• TASK OBJECTIVE:
Print all entries precisely as they are written.

• ITEMS:
┄┄┄┄┄┄┄┄┄┄
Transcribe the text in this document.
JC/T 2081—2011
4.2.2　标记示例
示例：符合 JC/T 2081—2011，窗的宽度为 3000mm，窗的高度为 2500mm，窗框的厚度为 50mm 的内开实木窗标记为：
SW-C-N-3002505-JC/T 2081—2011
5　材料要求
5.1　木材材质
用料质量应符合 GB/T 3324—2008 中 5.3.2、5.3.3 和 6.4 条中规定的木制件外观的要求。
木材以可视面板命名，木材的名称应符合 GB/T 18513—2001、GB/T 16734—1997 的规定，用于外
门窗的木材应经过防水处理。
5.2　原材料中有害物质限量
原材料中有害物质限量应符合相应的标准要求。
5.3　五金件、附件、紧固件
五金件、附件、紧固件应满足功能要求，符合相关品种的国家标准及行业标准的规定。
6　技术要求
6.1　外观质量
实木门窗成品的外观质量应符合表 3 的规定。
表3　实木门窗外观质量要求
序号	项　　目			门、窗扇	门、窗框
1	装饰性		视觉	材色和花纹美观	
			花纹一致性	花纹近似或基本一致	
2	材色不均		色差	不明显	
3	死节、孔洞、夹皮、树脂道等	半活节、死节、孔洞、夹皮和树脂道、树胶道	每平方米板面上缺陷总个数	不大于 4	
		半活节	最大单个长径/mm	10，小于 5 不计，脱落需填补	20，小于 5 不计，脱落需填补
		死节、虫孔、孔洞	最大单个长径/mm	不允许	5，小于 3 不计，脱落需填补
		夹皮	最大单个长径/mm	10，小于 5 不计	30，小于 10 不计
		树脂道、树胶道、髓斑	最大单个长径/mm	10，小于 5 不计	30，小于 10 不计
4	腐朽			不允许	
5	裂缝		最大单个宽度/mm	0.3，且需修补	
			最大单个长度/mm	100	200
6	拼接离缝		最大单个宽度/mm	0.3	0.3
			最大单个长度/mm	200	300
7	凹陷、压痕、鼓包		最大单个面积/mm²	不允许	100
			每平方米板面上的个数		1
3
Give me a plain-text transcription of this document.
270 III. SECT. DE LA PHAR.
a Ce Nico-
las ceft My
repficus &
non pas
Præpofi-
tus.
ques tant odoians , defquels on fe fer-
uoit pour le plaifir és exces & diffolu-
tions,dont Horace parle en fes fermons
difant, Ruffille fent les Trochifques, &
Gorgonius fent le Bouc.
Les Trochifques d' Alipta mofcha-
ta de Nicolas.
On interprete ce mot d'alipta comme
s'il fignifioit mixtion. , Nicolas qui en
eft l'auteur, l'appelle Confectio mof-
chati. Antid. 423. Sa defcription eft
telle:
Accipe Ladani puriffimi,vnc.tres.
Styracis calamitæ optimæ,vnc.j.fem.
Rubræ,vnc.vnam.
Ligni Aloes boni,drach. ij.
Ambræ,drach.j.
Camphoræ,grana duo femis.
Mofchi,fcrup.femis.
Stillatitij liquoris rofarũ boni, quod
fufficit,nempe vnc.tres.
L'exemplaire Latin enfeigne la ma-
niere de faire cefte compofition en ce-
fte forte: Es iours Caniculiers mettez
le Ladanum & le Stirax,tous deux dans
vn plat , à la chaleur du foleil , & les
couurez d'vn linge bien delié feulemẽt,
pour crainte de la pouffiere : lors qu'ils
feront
┄┄┄┄┄┄┄┄┄┄
• COMPLETE RESPONSE:
Transcribe the text in this document.
JC/T 2081—2011
4.2.2　标记示例
示例：符合 JC/T 2081—2011，窗的宽度为 3000mm，窗的高度为 2500mm，窗框的厚度为 50mm 的内开实木窗标记为：
SW-C-N-3002505-JC/T 2081—2011
5　材料要求
5.1　木材材质
用料质量应符合 GB/T 3324—2008 中 5.3.2、5.3.3 和 6.4 条中规定的木制件外观的要求。
木材以可视面板命名，木材的名称应符合 GB/T 18513—2001、GB/T 16734—1997 的规定，用于外
门窗的木材应经过防水处理。
5.2　原材料中有害物质限量
原材料中有害物质限量应符合相应的标准要求。
5.3　五金件、附件、紧固件
五金件、附件、紧固件应满足功能要求，符合相关品种的国家标准及行业标准的规定。
6　技术要求
6.1　外观质量
实木门窗成品的外观质量应符合表 3 的规定。
表3　实木门窗外观质量要求
序号	项　　目			门、窗扇	门、窗框
1	装饰性		视觉	材色和花纹美观	
			花纹一致性	花纹近似或基本一致	
2	材色不均		色差	不明显	
3	死节、孔洞、夹皮、树脂道等	半活节、死节、孔洞、夹皮和树脂道、树胶道	每平方米板面上缺陷总个数	不大于 4	
		半活节	最大单个长径/mm	10，小于 5 不计，脱落需填补	20，小于 5 不计，脱落需填补
		死节、虫孔、孔洞	最大单个长径/mm	不允许	5，小于 3 不计，脱落需填补
		夹皮	最大单个长径/mm	10，小于 5 不计	30，小于 10 不计
		树脂道、树胶道、髓斑	最大单个长径/mm	10，小于 5 不计	30，小于 10 不计
4	腐朽			不允许	
5	裂缝		最大单个宽度/mm	0.3，且需修补	
			最大单个长度/mm	100	200
6	拼接离缝		最大单个宽度/mm	0.3	0.3
			最大单个长度/mm	200	300
7	凹陷、压痕、鼓包		最大单个面积/mm²	不允许	100
			每平方米板面上的个数		1
3
Give me a plain-text transcription of this document.
270 III. SECT. DE LA PHAR.
a Ce Nico-
las ceft My
repficus &
non pas
Præpofi-
tus.
ques tant odoians , defquels on fe fer-
uoit pour le plaifir és exces & diffolu-
tions,dont Horace parle en fes fermons
difant, Ruffille fent les Trochifques, &
Gorgonius fent le Bouc.
Les Trochifques d' Alipta mofcha-
ta de Nicolas.
On interprete ce mot d'alipta comme
s'il fignifioit mixtion. , Nicolas qui en
eft l'auteur, l'appelle Confectio mof-
chati. Antid. 423. Sa defcription eft
telle:
Accipe Ladani puriffimi,vnc.tres.
Styracis calamitæ optimæ,vnc.j.fem.
Rubræ,vnc.vnam.
Ligni Aloes boni,drach. ij.
Ambræ,drach.j.
Camphoræ,grana duo femis.
Mofchi,fcrup.femis.
Stillatitij liquoris rofarũ boni, quod
fufficit,nempe vnc.tres.
L'exemplaire Latin enfeigne la ma-
niere de faire cefte compofition en ce-
fte forte: Es iours Caniculiers mettez
le Ladanum & le Stirax,tous deux dans
vn plat , à la chaleur du foleil , & les
couurez d'vn linge bien delié feulemẽt,
pour crainte de la pouffiere : lors qu'ils
feront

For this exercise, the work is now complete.